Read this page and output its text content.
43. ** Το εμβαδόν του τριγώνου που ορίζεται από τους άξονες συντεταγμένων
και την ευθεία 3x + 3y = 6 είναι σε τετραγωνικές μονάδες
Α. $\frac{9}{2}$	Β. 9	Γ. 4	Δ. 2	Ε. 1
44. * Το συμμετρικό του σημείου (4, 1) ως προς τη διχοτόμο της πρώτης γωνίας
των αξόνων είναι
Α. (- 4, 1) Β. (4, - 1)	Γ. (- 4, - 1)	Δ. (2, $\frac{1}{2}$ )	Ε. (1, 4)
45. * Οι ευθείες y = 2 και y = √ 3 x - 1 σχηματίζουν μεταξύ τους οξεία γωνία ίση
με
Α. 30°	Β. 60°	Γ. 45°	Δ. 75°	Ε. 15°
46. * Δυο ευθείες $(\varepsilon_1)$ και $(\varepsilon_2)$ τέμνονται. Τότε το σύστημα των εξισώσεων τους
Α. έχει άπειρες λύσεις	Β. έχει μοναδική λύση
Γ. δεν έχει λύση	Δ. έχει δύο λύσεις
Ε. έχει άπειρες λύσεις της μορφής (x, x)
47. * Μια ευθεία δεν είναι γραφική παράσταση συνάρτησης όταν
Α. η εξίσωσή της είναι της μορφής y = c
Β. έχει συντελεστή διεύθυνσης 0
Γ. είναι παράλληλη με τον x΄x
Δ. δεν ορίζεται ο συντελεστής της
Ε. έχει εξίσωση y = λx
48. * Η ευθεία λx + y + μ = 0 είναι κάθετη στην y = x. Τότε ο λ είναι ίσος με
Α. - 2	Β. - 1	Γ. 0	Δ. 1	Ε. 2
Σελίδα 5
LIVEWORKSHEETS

□ □ □

*What is needed*:
In the records above, collect each line with "λύσεις".

*Output of the exercise*:
Α. έχει άπειρες λύσεις	Β. έχει μοναδική λύση
Γ. δεν έχει λύση	Δ. έχει δύο λύσεις
Ε. έχει άπειρες λύσεις της μορφής (x, x)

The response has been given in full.